BEGIN

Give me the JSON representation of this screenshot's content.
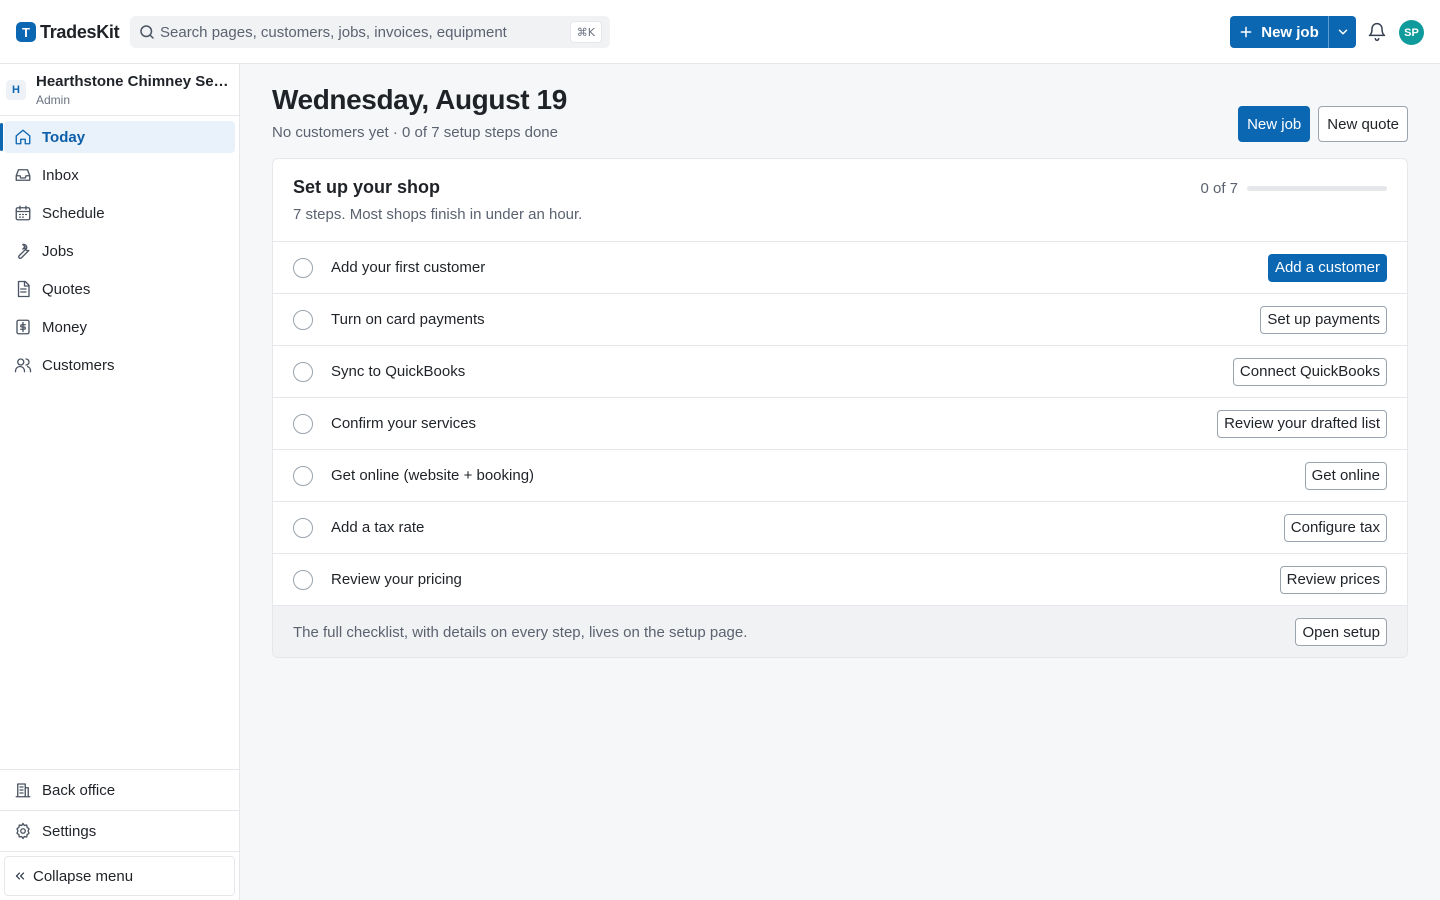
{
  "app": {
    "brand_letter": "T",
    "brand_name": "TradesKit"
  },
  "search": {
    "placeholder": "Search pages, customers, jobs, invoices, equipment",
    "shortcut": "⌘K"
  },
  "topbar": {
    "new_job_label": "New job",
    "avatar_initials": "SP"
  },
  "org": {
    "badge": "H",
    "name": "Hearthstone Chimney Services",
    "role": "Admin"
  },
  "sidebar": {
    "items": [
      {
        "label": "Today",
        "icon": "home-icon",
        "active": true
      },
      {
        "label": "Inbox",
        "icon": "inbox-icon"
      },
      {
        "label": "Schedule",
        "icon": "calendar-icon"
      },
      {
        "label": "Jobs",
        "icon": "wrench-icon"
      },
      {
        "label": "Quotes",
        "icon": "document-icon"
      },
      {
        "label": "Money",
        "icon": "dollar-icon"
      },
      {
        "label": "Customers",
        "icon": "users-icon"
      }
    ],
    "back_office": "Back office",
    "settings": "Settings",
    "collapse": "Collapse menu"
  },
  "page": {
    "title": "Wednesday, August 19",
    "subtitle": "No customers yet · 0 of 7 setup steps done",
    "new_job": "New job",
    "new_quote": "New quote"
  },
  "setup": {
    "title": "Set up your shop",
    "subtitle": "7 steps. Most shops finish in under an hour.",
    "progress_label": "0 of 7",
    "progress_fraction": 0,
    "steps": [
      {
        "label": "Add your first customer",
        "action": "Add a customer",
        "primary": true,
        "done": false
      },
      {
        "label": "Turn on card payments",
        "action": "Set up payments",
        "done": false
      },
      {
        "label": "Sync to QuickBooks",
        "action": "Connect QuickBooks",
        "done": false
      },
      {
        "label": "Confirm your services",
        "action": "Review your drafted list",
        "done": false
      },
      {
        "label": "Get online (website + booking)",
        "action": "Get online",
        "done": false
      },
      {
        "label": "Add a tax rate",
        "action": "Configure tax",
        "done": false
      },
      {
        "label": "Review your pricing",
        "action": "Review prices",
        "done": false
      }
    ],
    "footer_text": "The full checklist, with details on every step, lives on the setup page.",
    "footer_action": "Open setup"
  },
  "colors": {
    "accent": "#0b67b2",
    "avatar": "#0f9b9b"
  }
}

END

Quote the material word for word, dropping any images it holds.

Give me the JSON representation of this screenshot's content.
{
  "app": {
    "brand_letter": "T",
    "brand_name": "TradesKit"
  },
  "search": {
    "placeholder": "Search pages, customers, jobs, invoices, equipment",
    "shortcut": "⌘K"
  },
  "topbar": {
    "new_job_label": "New job",
    "avatar_initials": "SP"
  },
  "org": {
    "badge": "H",
    "name": "Hearthstone Chimney Services",
    "role": "Admin"
  },
  "sidebar": {
    "items": [
      {
        "label": "Today",
        "icon": "home-icon",
        "active": true
      },
      {
        "label": "Inbox",
        "icon": "inbox-icon"
      },
      {
        "label": "Schedule",
        "icon": "calendar-icon"
      },
      {
        "label": "Jobs",
        "icon": "wrench-icon"
      },
      {
        "label": "Quotes",
        "icon": "document-icon"
      },
      {
        "label": "Money",
        "icon": "dollar-icon"
      },
      {
        "label": "Customers",
        "icon": "users-icon"
      }
    ],
    "back_office": "Back office",
    "settings": "Settings",
    "collapse": "Collapse menu"
  },
  "page": {
    "title": "Wednesday, August 19",
    "subtitle": "No customers yet · 0 of 7 setup steps done",
    "new_job": "New job",
    "new_quote": "New quote"
  },
  "setup": {
    "title": "Set up your shop",
    "subtitle": "7 steps. Most shops finish in under an hour.",
    "progress_label": "0 of 7",
    "progress_fraction": 0,
    "steps": [
      {
        "label": "Add your first customer",
        "action": "Add a customer",
        "primary": true,
        "done": false
      },
      {
        "label": "Turn on card payments",
        "action": "Set up payments",
        "done": false
      },
      {
        "label": "Sync to QuickBooks",
        "action": "Connect QuickBooks",
        "done": false
      },
      {
        "label": "Confirm your services",
        "action": "Review your drafted list",
        "done": false
      },
      {
        "label": "Get online (website + booking)",
        "action": "Get online",
        "done": false
      },
      {
        "label": "Add a tax rate",
        "action": "Configure tax",
        "done": false
      },
      {
        "label": "Review your pricing",
        "action": "Review prices",
        "done": false
      }
    ],
    "footer_text": "The full checklist, with details on every step, lives on the setup page.",
    "footer_action": "Open setup"
  },
  "colors": {
    "accent": "#0b67b2",
    "avatar": "#0f9b9b"
  }
}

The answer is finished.